GIVEN TASK: Extract all lines that hold the string "page".

(Stored data entries)

───

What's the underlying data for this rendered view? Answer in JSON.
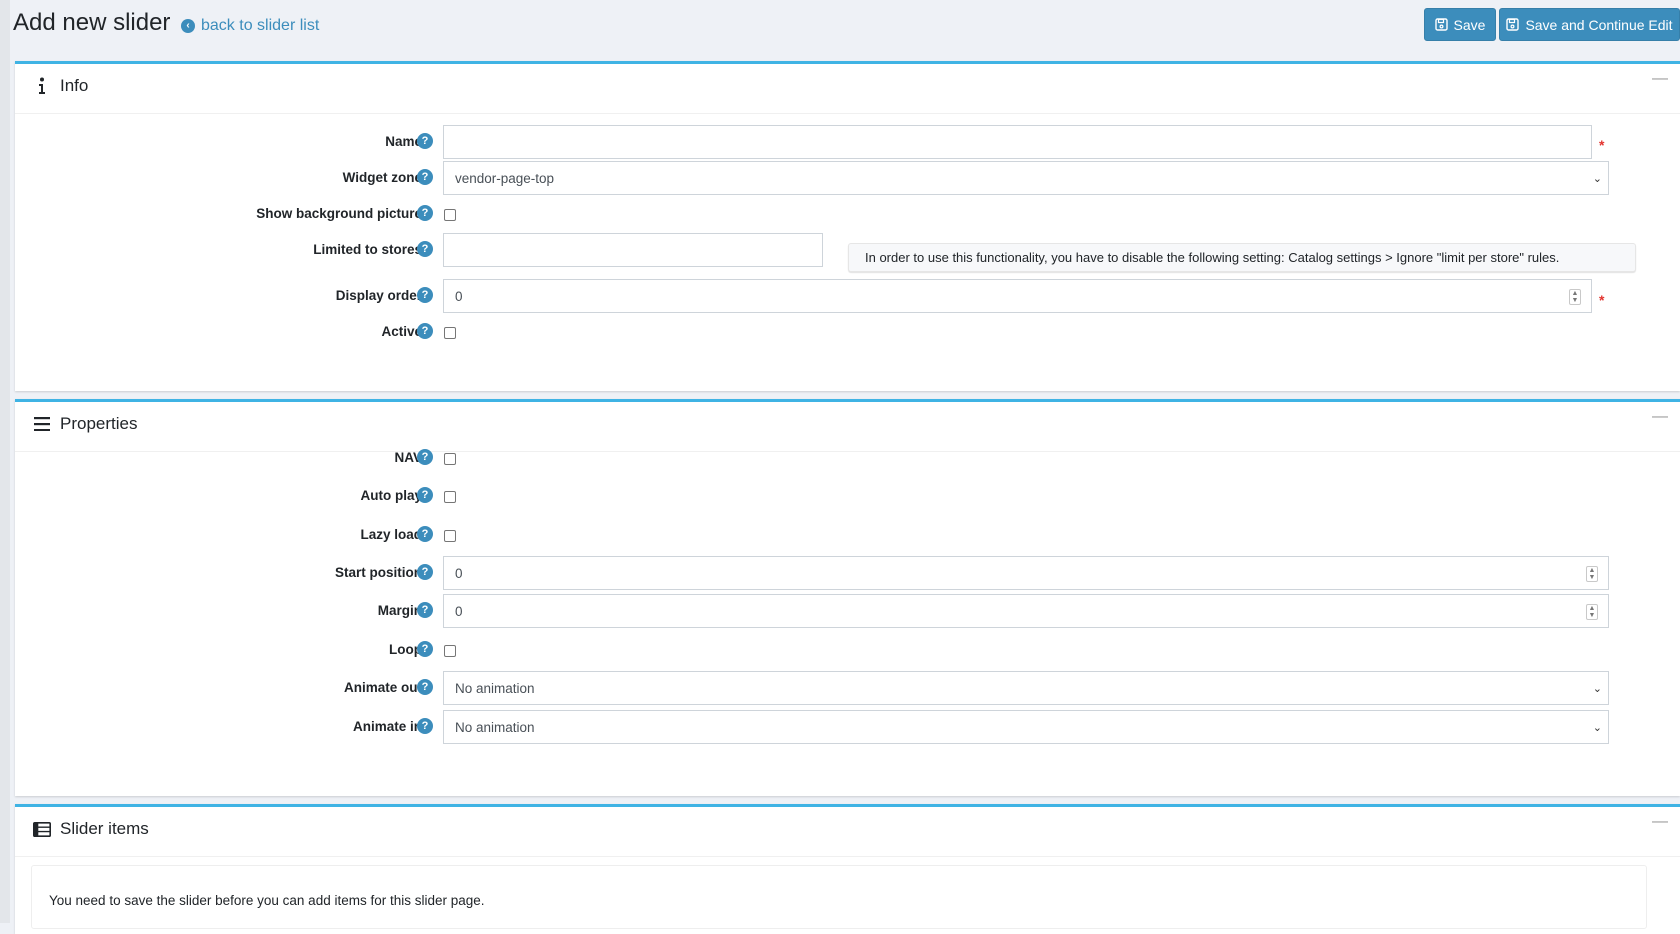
{
  "header": {
    "title": "Add new slider",
    "back_link": "back to slider list",
    "save_label": "Save",
    "save_continue_label": "Save and Continue Edit"
  },
  "info": {
    "title": "Info",
    "fields": {
      "name": {
        "label": "Name",
        "value": ""
      },
      "widget_zone": {
        "label": "Widget zone",
        "value": "vendor-page-top"
      },
      "show_bg": {
        "label": "Show background picture"
      },
      "limited_stores": {
        "label": "Limited to stores",
        "value": ""
      },
      "display_order": {
        "label": "Display order",
        "value": "0"
      },
      "active": {
        "label": "Active"
      }
    },
    "stores_note": "In order to use this functionality, you have to disable the following setting: Catalog settings > Ignore \"limit per store\" rules."
  },
  "properties": {
    "title": "Properties",
    "fields": {
      "nav": {
        "label": "NAV"
      },
      "auto_play": {
        "label": "Auto play"
      },
      "lazy_load": {
        "label": "Lazy load"
      },
      "start_position": {
        "label": "Start position",
        "value": "0"
      },
      "margin": {
        "label": "Margin",
        "value": "0"
      },
      "loop": {
        "label": "Loop"
      },
      "animate_out": {
        "label": "Animate out",
        "value": "No animation"
      },
      "animate_in": {
        "label": "Animate in",
        "value": "No animation"
      }
    }
  },
  "slider_items": {
    "title": "Slider items",
    "message": "You need to save the slider before you can add items for this slider page."
  },
  "common": {
    "help_glyph": "?",
    "required_mark": "*",
    "collapse_glyph": "—"
  },
  "colors": {
    "accent": "#3c8dbc",
    "card_border": "#3fb3e4",
    "required": "#e3342f"
  }
}
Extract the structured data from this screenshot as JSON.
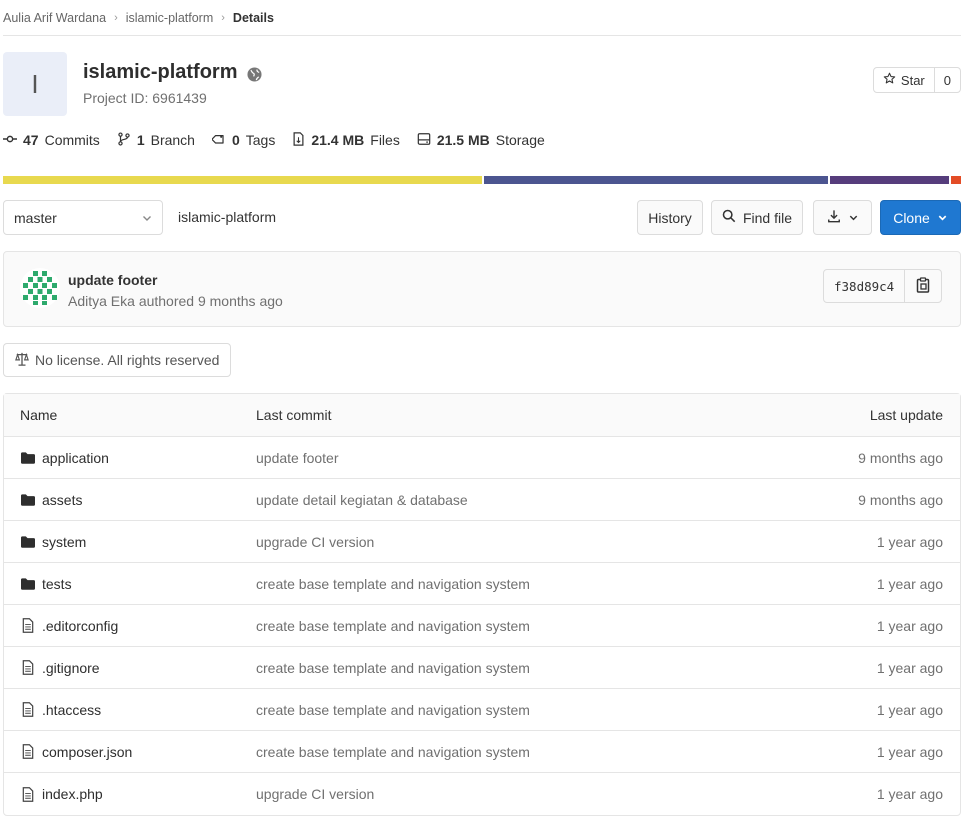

───

SOLUTION FOR THIS PROBLEM:
        "value": "vendor-page-top"
    "message": "You need to save the slider before you can add items for this slider page."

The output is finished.